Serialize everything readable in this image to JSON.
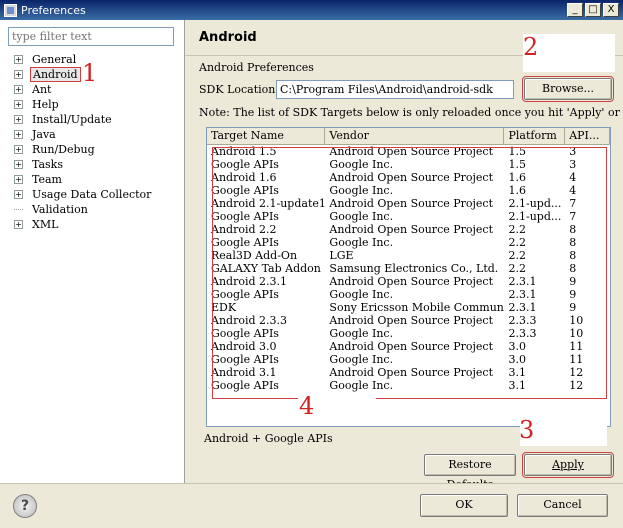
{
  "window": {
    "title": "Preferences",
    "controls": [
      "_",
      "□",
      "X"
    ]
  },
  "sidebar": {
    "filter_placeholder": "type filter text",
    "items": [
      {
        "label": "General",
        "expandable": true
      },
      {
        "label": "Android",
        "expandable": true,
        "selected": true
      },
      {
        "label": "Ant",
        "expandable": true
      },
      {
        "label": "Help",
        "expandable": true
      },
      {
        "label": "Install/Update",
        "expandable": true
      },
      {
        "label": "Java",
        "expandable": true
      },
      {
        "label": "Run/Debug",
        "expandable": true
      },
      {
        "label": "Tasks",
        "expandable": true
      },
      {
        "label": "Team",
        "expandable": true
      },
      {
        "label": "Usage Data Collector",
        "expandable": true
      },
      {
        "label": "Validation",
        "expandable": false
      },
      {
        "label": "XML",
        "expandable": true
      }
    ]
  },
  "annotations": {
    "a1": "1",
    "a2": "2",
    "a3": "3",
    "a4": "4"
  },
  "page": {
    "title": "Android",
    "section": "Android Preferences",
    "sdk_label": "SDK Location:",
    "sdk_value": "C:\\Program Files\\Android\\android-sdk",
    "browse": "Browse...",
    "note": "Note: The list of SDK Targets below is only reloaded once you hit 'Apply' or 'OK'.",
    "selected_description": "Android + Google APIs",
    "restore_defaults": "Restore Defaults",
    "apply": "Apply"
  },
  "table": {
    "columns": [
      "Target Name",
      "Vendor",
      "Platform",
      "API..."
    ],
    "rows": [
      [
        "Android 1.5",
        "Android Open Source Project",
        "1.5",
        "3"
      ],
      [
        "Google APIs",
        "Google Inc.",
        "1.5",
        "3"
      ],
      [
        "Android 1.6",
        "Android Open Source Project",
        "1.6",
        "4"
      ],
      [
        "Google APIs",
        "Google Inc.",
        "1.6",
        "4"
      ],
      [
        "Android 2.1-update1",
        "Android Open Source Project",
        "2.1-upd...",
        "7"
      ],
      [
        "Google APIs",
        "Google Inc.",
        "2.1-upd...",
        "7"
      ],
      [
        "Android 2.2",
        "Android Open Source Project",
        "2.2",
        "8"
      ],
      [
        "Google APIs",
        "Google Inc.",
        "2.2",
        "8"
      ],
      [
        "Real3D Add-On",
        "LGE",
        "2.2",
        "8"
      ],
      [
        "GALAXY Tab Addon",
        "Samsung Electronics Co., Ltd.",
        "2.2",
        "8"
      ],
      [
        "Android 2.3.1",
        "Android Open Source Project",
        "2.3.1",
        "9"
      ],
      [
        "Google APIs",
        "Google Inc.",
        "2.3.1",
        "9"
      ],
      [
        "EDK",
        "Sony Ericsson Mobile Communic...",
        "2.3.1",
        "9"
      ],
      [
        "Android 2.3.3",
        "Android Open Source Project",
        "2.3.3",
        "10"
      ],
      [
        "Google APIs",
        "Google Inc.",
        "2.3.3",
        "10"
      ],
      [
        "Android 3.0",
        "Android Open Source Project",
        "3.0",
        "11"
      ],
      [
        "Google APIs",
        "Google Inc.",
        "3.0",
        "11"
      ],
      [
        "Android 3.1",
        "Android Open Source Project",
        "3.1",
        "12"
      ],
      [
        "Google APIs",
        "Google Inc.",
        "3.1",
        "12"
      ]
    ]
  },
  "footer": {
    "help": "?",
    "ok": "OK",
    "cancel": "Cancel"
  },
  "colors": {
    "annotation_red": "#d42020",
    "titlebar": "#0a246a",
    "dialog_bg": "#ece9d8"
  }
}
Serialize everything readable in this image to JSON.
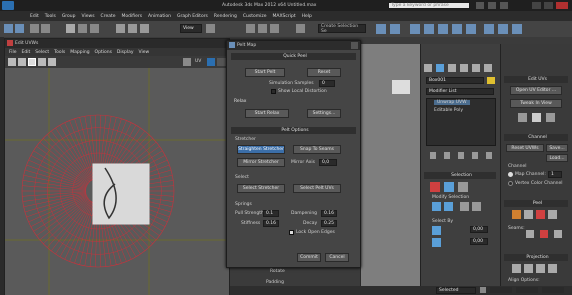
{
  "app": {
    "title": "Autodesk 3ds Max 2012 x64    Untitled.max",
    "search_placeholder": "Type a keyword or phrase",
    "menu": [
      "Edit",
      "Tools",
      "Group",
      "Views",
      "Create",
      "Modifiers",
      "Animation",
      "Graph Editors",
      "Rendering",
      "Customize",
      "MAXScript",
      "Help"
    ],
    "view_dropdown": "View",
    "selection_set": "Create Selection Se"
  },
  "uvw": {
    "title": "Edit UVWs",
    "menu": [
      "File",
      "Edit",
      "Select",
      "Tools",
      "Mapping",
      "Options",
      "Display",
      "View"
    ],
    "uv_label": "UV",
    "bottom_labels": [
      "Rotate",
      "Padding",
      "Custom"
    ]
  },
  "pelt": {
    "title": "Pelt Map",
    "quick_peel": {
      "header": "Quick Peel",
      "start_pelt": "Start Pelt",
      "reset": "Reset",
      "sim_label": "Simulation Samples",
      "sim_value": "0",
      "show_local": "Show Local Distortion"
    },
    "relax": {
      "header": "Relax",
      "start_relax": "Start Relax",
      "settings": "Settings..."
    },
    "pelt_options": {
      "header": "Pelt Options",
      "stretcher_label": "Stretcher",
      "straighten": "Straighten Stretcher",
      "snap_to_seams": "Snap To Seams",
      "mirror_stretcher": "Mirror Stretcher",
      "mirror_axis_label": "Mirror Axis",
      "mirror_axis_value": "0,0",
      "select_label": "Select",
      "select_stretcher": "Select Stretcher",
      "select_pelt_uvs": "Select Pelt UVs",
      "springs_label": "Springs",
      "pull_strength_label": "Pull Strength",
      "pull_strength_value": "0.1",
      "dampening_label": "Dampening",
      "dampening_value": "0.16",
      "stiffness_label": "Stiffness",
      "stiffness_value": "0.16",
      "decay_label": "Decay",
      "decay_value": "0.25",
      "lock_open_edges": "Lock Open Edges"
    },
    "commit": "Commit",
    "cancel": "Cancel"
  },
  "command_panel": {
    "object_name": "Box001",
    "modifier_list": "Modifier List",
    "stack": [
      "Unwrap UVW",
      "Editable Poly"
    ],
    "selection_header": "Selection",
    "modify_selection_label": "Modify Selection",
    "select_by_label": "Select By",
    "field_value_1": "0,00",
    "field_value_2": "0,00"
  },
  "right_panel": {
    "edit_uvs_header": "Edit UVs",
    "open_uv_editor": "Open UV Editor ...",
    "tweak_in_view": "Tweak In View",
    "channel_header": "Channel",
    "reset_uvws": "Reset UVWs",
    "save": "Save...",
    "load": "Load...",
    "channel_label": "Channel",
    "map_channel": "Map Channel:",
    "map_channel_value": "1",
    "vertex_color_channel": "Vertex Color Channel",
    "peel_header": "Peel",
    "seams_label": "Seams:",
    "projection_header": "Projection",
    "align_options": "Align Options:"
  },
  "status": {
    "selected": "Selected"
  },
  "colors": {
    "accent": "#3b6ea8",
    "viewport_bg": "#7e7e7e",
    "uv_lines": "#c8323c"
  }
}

+++

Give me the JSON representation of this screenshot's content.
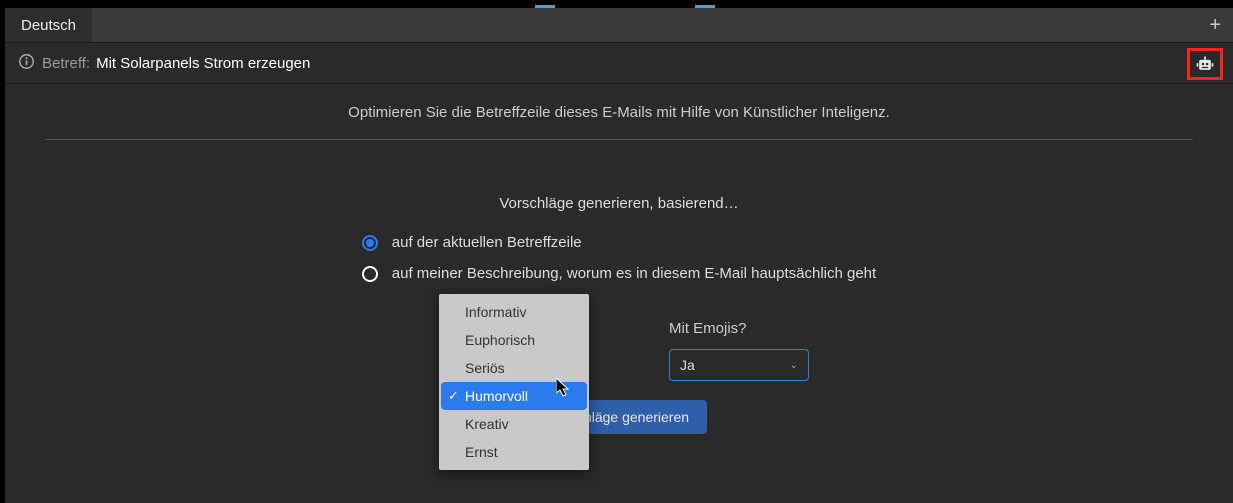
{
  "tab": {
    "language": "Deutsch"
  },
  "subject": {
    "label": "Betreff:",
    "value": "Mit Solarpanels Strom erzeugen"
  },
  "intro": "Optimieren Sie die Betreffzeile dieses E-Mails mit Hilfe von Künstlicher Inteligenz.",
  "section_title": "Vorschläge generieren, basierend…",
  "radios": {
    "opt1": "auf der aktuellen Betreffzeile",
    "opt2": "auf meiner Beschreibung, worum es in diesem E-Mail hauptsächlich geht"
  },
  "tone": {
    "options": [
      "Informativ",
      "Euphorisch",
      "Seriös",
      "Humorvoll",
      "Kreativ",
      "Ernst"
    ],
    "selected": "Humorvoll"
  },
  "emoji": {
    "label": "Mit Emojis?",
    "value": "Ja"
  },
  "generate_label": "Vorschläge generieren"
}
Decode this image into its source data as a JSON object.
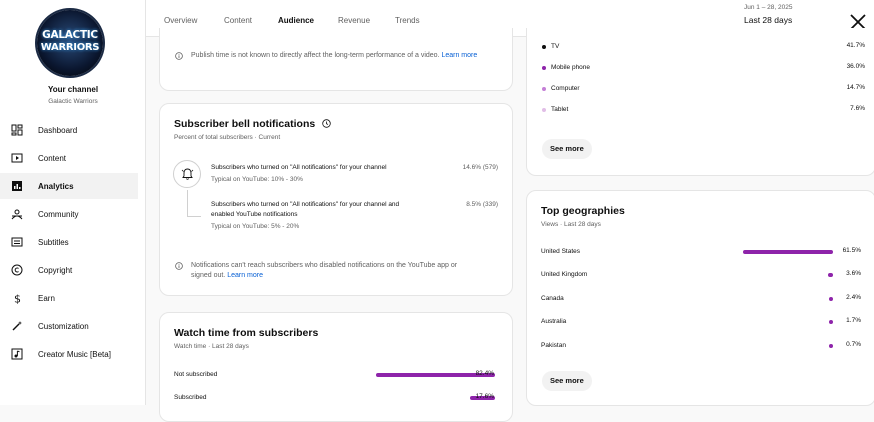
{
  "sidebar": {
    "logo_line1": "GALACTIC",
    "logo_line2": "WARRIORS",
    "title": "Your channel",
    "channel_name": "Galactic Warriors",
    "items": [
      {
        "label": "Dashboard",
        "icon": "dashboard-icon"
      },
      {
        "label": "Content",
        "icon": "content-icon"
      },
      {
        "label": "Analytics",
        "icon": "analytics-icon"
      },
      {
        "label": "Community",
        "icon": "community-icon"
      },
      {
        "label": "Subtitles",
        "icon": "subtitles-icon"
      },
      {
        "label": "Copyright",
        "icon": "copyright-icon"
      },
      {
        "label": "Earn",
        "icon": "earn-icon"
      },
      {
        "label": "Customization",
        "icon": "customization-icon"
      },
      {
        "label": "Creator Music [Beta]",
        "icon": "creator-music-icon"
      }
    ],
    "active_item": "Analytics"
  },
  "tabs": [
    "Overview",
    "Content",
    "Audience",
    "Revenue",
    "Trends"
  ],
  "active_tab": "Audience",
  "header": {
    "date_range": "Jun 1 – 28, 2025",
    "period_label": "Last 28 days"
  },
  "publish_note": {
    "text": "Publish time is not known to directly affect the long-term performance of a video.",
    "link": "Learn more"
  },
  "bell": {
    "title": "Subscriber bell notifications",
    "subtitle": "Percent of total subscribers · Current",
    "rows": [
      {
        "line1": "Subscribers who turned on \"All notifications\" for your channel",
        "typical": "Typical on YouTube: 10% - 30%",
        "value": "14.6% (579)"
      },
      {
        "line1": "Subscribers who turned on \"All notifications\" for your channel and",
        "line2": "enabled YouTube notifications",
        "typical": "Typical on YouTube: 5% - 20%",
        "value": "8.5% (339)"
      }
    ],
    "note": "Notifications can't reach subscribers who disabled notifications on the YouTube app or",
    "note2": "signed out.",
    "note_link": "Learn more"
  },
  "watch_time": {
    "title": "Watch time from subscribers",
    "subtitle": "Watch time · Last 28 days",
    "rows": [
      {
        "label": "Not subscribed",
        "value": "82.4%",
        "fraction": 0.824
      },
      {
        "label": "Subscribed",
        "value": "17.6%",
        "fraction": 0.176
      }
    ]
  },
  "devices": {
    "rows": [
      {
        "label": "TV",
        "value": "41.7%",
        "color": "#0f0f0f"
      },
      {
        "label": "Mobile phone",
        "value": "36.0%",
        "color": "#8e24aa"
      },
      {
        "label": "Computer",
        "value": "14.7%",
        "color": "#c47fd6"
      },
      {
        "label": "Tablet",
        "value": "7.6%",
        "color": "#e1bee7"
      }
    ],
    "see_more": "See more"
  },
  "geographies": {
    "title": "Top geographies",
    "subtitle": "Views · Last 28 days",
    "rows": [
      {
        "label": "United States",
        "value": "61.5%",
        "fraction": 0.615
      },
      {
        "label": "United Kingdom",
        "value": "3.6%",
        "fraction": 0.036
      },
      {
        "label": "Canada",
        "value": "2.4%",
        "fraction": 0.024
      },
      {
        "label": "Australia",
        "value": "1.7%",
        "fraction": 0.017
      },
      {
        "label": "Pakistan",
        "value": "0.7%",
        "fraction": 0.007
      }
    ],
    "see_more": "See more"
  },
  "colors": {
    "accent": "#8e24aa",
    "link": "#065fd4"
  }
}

+++

- _TASK_:
Using the material above, report each line where "Start" occurs.

- _ANSWER TO THIS TASK_:
      "start_pelt": "Start Pelt",
      "start_relax": "Start Relax",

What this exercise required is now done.